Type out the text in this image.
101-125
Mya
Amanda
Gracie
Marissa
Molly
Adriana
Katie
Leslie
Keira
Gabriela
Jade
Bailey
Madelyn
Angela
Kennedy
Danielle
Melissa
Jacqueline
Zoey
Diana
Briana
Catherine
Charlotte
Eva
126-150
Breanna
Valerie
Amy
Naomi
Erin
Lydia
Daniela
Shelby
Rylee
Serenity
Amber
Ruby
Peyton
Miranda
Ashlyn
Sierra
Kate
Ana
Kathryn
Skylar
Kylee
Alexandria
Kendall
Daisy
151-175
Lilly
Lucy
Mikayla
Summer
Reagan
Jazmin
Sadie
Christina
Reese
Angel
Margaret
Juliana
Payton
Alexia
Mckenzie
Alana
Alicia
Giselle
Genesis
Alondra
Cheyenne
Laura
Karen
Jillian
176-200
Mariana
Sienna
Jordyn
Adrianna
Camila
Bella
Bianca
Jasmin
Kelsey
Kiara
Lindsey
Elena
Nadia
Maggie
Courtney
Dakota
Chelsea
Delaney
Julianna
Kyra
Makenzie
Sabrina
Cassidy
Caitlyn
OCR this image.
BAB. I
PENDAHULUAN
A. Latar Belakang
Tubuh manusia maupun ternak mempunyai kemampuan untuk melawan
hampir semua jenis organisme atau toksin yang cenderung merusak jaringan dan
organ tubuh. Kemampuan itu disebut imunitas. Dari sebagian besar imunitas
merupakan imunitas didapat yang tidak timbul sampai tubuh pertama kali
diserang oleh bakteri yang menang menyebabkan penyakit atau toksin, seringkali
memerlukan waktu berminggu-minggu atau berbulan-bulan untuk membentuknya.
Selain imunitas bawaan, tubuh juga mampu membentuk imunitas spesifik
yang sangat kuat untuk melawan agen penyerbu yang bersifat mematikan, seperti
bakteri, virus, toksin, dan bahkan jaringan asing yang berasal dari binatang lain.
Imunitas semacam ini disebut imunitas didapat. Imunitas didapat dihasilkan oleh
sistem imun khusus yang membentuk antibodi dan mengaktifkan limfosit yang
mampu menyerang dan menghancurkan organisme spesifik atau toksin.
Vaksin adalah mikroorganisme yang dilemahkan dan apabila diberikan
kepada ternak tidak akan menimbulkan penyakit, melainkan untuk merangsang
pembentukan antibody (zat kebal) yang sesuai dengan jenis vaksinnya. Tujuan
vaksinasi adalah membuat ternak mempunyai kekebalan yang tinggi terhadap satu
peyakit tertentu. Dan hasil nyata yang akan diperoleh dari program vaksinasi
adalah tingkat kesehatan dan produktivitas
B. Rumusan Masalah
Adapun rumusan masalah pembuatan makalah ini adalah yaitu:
══════════
This task calls for the number of lines in the entries that contain the string "image", with no accompanying text.

• _TASK RESPONSE_:
2